> TASK INSTRUCTIONS
Go through the entries below and collect each line with the string "missing" in it.

> DATASET RECORDS
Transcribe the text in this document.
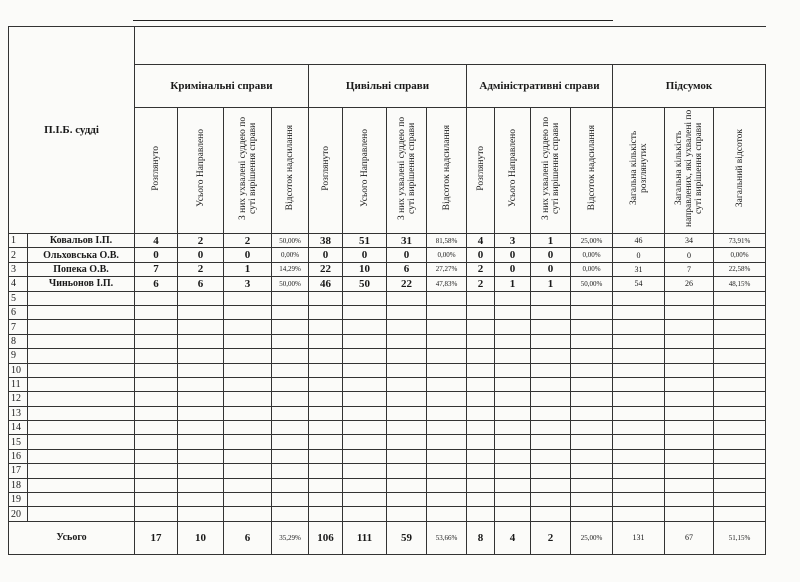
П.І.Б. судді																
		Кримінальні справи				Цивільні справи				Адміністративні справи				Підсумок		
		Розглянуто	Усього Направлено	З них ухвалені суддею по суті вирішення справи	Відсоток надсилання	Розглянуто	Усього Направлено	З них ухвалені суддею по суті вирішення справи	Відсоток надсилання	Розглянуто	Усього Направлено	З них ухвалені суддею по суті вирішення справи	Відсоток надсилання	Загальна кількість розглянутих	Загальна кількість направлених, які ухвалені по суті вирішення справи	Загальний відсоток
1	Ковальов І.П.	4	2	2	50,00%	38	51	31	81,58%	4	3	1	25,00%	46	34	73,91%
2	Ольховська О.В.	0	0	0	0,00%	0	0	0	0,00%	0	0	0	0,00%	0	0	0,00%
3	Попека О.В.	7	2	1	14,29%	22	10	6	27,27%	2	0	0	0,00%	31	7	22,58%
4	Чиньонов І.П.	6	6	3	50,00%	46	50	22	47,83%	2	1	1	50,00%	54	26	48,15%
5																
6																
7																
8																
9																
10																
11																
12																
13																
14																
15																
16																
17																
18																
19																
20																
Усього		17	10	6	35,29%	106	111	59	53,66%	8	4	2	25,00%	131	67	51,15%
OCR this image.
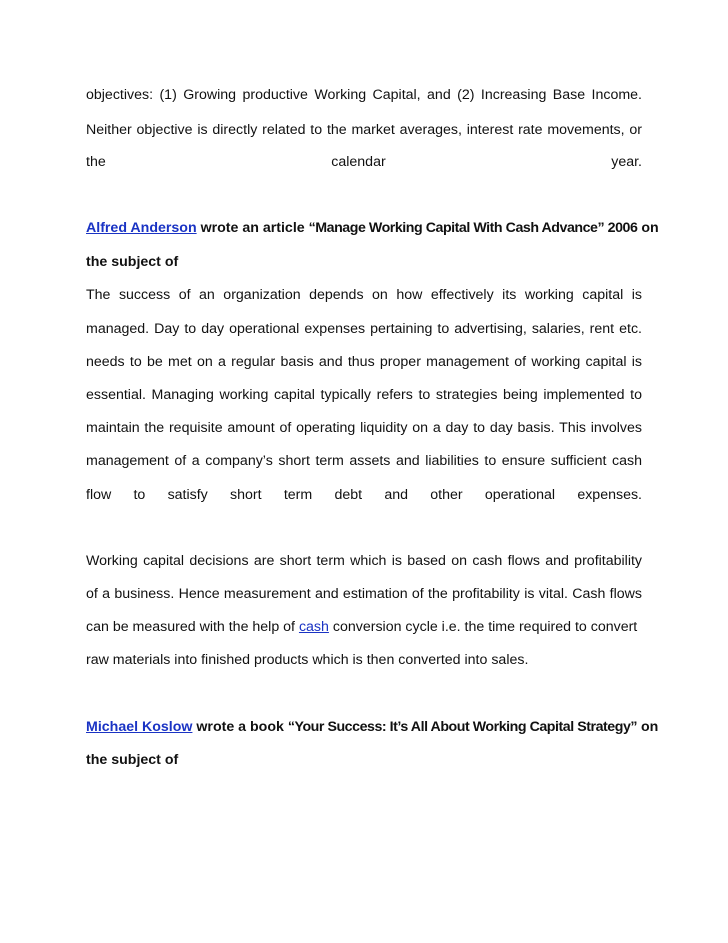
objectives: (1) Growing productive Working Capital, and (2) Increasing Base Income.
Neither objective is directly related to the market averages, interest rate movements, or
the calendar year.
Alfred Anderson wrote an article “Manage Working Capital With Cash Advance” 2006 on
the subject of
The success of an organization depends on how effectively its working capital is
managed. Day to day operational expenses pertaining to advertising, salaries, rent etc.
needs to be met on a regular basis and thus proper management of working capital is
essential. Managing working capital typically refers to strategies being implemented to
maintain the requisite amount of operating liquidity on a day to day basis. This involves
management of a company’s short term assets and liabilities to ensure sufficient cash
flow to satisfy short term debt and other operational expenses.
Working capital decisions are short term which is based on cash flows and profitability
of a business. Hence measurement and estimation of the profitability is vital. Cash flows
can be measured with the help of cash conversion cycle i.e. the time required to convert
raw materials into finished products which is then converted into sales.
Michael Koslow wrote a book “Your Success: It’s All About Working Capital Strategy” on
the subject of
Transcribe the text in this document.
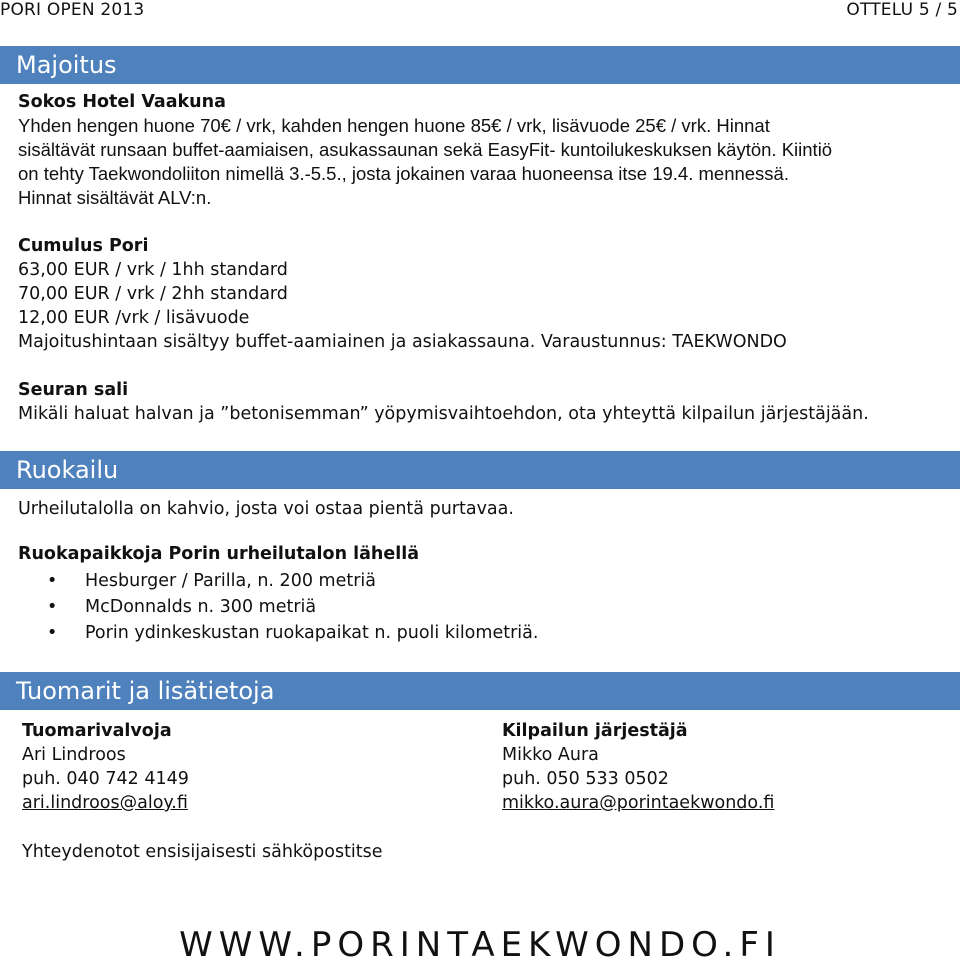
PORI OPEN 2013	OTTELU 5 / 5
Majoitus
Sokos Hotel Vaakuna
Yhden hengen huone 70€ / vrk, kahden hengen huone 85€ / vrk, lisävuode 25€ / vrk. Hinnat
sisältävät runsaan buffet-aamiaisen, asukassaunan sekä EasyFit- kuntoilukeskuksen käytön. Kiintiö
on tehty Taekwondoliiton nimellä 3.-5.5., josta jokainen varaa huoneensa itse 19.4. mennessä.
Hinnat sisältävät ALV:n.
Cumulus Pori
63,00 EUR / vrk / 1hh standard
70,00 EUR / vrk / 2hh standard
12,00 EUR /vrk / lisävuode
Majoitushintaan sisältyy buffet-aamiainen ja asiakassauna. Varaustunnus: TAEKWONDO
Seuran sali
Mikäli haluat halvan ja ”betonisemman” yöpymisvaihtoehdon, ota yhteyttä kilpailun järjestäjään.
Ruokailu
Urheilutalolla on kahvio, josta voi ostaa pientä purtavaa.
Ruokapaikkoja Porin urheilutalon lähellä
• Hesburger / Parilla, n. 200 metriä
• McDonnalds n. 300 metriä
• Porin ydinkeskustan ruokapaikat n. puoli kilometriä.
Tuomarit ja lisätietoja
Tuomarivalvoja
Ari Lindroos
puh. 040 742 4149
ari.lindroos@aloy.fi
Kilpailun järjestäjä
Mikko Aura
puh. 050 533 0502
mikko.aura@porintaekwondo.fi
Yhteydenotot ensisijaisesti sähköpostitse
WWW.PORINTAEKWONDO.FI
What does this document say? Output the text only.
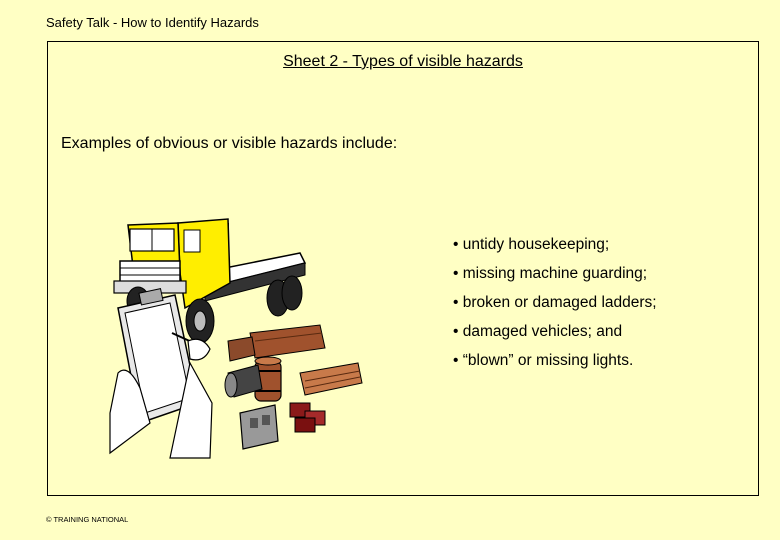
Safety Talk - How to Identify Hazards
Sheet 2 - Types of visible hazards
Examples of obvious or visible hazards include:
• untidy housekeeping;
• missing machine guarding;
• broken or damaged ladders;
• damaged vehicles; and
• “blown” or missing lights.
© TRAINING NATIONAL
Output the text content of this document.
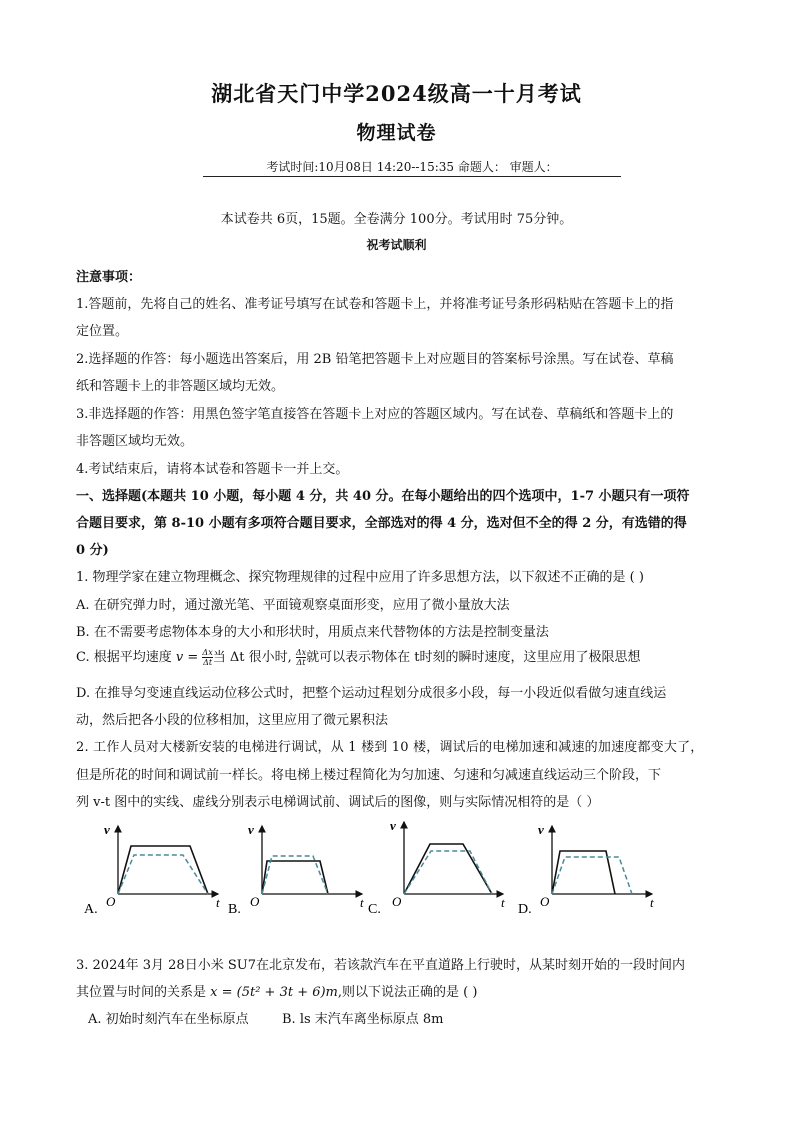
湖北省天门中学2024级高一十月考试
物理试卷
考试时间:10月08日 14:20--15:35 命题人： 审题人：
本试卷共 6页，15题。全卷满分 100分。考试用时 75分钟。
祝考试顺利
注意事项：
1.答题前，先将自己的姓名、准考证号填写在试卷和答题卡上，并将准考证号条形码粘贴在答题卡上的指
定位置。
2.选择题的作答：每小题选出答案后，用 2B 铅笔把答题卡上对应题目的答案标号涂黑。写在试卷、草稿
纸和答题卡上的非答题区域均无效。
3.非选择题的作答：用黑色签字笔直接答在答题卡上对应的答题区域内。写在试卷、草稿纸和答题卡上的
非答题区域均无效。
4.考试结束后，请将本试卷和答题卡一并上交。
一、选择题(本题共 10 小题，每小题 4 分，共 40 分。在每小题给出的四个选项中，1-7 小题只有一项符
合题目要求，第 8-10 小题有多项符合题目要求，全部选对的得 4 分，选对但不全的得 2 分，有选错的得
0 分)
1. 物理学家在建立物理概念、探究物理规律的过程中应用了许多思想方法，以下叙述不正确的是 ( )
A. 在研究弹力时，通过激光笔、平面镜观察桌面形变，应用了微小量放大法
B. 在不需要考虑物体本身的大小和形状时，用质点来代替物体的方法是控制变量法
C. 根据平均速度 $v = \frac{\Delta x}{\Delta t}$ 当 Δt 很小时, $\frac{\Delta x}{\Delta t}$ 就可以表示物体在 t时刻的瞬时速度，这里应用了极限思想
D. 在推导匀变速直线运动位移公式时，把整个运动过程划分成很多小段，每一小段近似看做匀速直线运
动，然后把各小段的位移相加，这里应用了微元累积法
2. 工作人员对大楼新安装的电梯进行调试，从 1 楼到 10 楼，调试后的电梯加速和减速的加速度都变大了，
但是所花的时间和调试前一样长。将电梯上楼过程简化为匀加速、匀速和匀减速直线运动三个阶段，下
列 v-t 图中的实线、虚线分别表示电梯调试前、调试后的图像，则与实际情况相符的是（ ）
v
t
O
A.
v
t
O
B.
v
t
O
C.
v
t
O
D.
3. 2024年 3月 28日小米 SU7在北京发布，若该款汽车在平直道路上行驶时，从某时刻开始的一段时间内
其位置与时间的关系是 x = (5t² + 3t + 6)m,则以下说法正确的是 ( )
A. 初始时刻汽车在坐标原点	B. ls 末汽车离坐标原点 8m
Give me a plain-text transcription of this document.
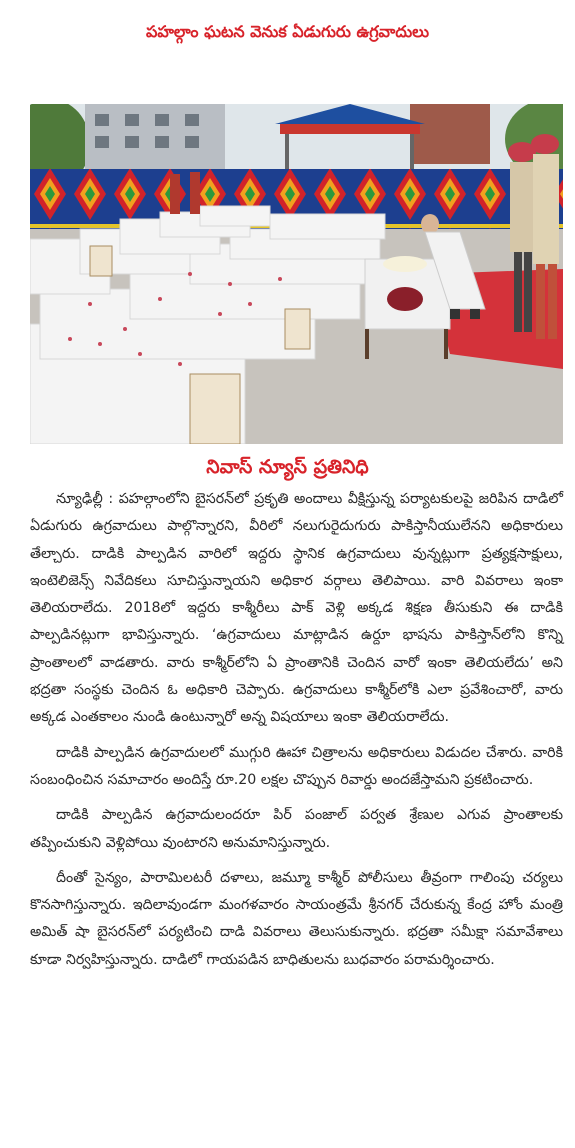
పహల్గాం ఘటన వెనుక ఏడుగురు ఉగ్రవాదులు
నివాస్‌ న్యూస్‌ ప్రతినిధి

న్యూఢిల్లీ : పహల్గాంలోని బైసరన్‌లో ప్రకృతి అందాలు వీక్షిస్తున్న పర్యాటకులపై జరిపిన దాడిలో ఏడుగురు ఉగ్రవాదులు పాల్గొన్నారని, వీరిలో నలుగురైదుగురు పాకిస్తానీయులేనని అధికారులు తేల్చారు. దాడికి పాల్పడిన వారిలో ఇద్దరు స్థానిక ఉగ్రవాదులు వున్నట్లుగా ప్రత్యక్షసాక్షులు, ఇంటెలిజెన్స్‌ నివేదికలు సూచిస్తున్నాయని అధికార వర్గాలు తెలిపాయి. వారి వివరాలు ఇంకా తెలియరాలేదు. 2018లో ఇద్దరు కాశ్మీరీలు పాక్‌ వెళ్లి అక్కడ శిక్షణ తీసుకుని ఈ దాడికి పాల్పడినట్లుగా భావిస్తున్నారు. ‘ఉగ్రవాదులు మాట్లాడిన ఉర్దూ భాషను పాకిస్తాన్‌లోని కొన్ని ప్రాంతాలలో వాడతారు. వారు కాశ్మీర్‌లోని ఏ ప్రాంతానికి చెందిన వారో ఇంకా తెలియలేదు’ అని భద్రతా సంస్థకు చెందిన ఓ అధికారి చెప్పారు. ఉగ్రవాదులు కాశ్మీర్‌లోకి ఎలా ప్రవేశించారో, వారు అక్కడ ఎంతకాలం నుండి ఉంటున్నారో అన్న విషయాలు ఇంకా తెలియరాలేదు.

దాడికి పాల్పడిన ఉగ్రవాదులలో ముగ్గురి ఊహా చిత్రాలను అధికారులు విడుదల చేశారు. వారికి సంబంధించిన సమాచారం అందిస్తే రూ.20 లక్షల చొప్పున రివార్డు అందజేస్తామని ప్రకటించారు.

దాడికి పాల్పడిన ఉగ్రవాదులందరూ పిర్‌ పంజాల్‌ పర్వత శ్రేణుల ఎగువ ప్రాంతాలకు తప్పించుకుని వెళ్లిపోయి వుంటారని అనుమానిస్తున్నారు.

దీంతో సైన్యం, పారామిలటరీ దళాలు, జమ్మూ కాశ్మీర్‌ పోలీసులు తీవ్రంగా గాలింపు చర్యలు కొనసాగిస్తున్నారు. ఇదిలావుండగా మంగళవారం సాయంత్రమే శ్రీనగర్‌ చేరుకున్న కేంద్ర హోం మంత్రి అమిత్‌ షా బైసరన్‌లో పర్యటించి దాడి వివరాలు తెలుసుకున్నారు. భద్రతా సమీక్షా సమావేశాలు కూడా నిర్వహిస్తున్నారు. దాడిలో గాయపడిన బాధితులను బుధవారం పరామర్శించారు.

> ANSWER FOR THE TASK
• missing machine guarding;
• “blown” or missing lights.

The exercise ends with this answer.